# Start of RECORDS SHOWN

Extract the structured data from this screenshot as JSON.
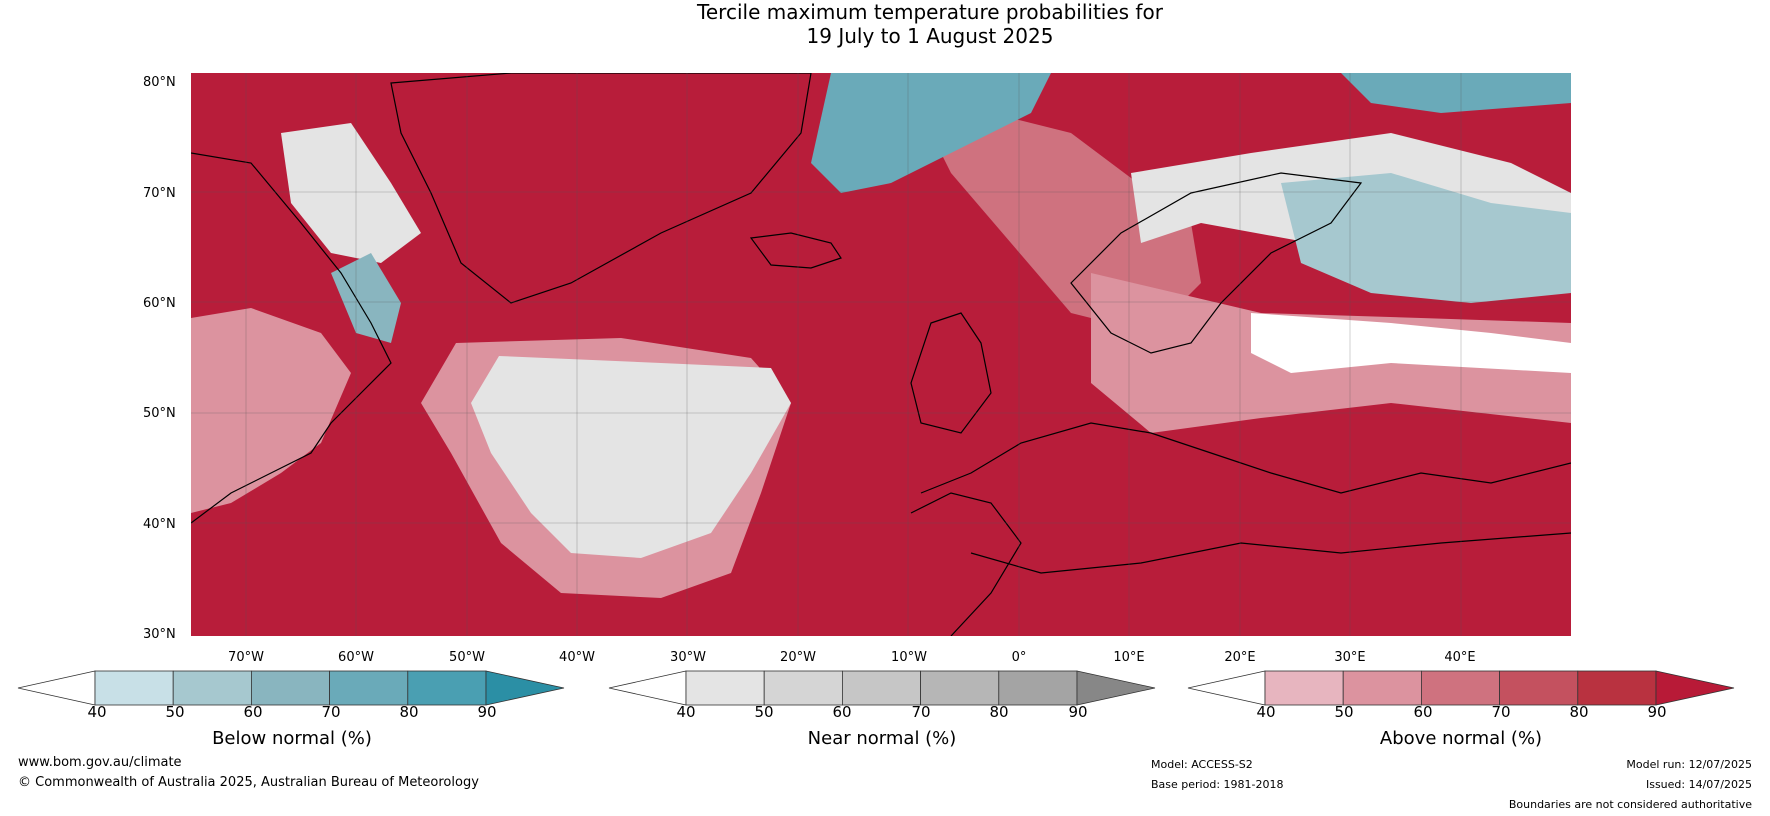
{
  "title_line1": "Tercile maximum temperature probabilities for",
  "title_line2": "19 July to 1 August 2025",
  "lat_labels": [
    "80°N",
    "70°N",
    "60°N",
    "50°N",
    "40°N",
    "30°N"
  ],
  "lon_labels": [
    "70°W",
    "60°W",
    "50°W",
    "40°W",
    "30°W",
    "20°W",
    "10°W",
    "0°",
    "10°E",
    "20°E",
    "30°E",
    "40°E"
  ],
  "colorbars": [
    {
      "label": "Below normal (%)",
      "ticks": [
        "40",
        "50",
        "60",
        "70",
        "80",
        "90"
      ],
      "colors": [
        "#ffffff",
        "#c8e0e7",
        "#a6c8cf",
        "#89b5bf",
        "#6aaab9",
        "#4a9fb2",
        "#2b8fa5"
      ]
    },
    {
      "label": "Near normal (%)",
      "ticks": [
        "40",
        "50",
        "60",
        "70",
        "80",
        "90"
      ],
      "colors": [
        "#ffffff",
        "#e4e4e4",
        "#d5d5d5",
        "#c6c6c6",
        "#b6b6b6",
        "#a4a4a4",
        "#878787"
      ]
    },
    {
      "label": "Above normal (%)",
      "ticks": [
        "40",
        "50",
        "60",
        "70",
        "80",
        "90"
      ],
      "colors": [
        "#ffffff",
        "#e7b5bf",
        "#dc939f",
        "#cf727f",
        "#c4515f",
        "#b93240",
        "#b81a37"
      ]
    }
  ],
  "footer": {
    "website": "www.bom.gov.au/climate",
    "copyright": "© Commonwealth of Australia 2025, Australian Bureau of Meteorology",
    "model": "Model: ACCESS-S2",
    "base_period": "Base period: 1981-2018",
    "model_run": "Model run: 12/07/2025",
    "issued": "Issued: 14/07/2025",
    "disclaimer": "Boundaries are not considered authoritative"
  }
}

# End of RECORDS SHOWN

## PROBLEM DESCRIPTION
Leave out all images, then reproduce the entries above exactly.

## WRITTEN SOLUTION
Extract the structured data from this screenshot as JSON.
{
  "title_line1": "Tercile maximum temperature probabilities for",
  "title_line2": "19 July to 1 August 2025",
  "lat_labels": [
    "80°N",
    "70°N",
    "60°N",
    "50°N",
    "40°N",
    "30°N"
  ],
  "lon_labels": [
    "70°W",
    "60°W",
    "50°W",
    "40°W",
    "30°W",
    "20°W",
    "10°W",
    "0°",
    "10°E",
    "20°E",
    "30°E",
    "40°E"
  ],
  "colorbars": [
    {
      "label": "Below normal (%)",
      "ticks": [
        "40",
        "50",
        "60",
        "70",
        "80",
        "90"
      ],
      "colors": [
        "#ffffff",
        "#c8e0e7",
        "#a6c8cf",
        "#89b5bf",
        "#6aaab9",
        "#4a9fb2",
        "#2b8fa5"
      ]
    },
    {
      "label": "Near normal (%)",
      "ticks": [
        "40",
        "50",
        "60",
        "70",
        "80",
        "90"
      ],
      "colors": [
        "#ffffff",
        "#e4e4e4",
        "#d5d5d5",
        "#c6c6c6",
        "#b6b6b6",
        "#a4a4a4",
        "#878787"
      ]
    },
    {
      "label": "Above normal (%)",
      "ticks": [
        "40",
        "50",
        "60",
        "70",
        "80",
        "90"
      ],
      "colors": [
        "#ffffff",
        "#e7b5bf",
        "#dc939f",
        "#cf727f",
        "#c4515f",
        "#b93240",
        "#b81a37"
      ]
    }
  ],
  "footer": {
    "website": "www.bom.gov.au/climate",
    "copyright": "© Commonwealth of Australia 2025, Australian Bureau of Meteorology",
    "model": "Model: ACCESS-S2",
    "base_period": "Base period: 1981-2018",
    "model_run": "Model run: 12/07/2025",
    "issued": "Issued: 14/07/2025",
    "disclaimer": "Boundaries are not considered authoritative"
  }
}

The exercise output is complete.